WHAT TO PRODUCE
Exactly repeat the full listing that follows.

Data items
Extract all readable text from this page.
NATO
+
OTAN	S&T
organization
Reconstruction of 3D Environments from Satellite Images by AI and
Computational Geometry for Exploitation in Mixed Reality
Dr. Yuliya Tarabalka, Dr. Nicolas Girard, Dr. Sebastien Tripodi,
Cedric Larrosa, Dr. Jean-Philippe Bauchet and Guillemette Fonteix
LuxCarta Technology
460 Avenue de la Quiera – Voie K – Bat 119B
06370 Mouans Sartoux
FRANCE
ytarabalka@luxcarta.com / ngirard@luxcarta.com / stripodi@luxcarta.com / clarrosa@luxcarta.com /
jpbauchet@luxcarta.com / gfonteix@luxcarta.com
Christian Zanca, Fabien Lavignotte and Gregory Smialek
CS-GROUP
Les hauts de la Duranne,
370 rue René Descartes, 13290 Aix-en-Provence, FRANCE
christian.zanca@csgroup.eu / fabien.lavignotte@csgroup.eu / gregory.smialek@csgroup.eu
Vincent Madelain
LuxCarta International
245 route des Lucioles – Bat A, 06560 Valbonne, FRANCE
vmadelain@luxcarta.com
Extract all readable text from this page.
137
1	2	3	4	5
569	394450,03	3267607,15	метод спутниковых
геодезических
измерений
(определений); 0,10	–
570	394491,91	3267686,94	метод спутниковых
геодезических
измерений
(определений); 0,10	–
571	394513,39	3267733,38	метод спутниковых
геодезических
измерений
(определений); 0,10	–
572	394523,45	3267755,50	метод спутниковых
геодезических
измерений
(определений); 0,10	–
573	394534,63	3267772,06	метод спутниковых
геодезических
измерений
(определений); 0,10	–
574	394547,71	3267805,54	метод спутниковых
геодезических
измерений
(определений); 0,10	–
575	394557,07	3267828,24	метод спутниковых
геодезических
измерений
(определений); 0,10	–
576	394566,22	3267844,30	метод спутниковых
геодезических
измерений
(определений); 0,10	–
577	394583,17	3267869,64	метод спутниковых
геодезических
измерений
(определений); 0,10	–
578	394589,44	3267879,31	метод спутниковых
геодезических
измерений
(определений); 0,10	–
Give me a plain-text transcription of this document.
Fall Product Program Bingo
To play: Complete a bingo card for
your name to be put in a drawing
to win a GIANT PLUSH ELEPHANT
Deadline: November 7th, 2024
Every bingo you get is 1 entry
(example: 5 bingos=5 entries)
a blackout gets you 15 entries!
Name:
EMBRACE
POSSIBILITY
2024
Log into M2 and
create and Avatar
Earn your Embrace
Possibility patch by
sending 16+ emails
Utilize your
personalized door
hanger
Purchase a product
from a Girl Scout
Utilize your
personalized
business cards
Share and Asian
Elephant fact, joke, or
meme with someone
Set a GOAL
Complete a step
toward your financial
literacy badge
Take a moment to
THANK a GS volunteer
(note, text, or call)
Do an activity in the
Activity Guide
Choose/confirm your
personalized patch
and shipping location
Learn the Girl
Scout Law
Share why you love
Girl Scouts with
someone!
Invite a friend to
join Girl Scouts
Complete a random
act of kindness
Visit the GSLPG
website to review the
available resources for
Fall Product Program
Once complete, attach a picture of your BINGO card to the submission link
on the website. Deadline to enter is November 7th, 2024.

THE RESPONSE
Extract all readable text from this page.
NATO
+
OTAN	S&T
organization
Reconstruction of 3D Environments from Satellite Images by AI and
Computational Geometry for Exploitation in Mixed Reality
Dr. Yuliya Tarabalka, Dr. Nicolas Girard, Dr. Sebastien Tripodi,
Cedric Larrosa, Dr. Jean-Philippe Bauchet and Guillemette Fonteix
LuxCarta Technology
460 Avenue de la Quiera – Voie K – Bat 119B
06370 Mouans Sartoux
FRANCE
ytarabalka@luxcarta.com / ngirard@luxcarta.com / stripodi@luxcarta.com / clarrosa@luxcarta.com /
jpbauchet@luxcarta.com / gfonteix@luxcarta.com
Christian Zanca, Fabien Lavignotte and Gregory Smialek
CS-GROUP
Les hauts de la Duranne,
370 rue René Descartes, 13290 Aix-en-Provence, FRANCE
christian.zanca@csgroup.eu / fabien.lavignotte@csgroup.eu / gregory.smialek@csgroup.eu
Vincent Madelain
LuxCarta International
245 route des Lucioles – Bat A, 06560 Valbonne, FRANCE
vmadelain@luxcarta.com
Extract all readable text from this page.
137
1	2	3	4	5
569	394450,03	3267607,15	метод спутниковых
геодезических
измерений
(определений); 0,10	–
570	394491,91	3267686,94	метод спутниковых
геодезических
измерений
(определений); 0,10	–
571	394513,39	3267733,38	метод спутниковых
геодезических
измерений
(определений); 0,10	–
572	394523,45	3267755,50	метод спутниковых
геодезических
измерений
(определений); 0,10	–
573	394534,63	3267772,06	метод спутниковых
геодезических
измерений
(определений); 0,10	–
574	394547,71	3267805,54	метод спутниковых
геодезических
измерений
(определений); 0,10	–
575	394557,07	3267828,24	метод спутниковых
геодезических
измерений
(определений); 0,10	–
576	394566,22	3267844,30	метод спутниковых
геодезических
измерений
(определений); 0,10	–
577	394583,17	3267869,64	метод спутниковых
геодезических
измерений
(определений); 0,10	–
578	394589,44	3267879,31	метод спутниковых
геодезических
измерений
(определений); 0,10	–
Give me a plain-text transcription of this document.
Fall Product Program Bingo
To play: Complete a bingo card for
your name to be put in a drawing
to win a GIANT PLUSH ELEPHANT
Deadline: November 7th, 2024
Every bingo you get is 1 entry
(example: 5 bingos=5 entries)
a blackout gets you 15 entries!
Name:
EMBRACE
POSSIBILITY
2024
Log into M2 and
create and Avatar
Earn your Embrace
Possibility patch by
sending 16+ emails
Utilize your
personalized door
hanger
Purchase a product
from a Girl Scout
Utilize your
personalized
business cards
Share and Asian
Elephant fact, joke, or
meme with someone
Set a GOAL
Complete a step
toward your financial
literacy badge
Take a moment to
THANK a GS volunteer
(note, text, or call)
Do an activity in the
Activity Guide
Choose/confirm your
personalized patch
and shipping location
Learn the Girl
Scout Law
Share why you love
Girl Scouts with
someone!
Invite a friend to
join Girl Scouts
Complete a random
act of kindness
Visit the GSLPG
website to review the
available resources for
Fall Product Program
Once complete, attach a picture of your BINGO card to the submission link
on the website. Deadline to enter is November 7th, 2024.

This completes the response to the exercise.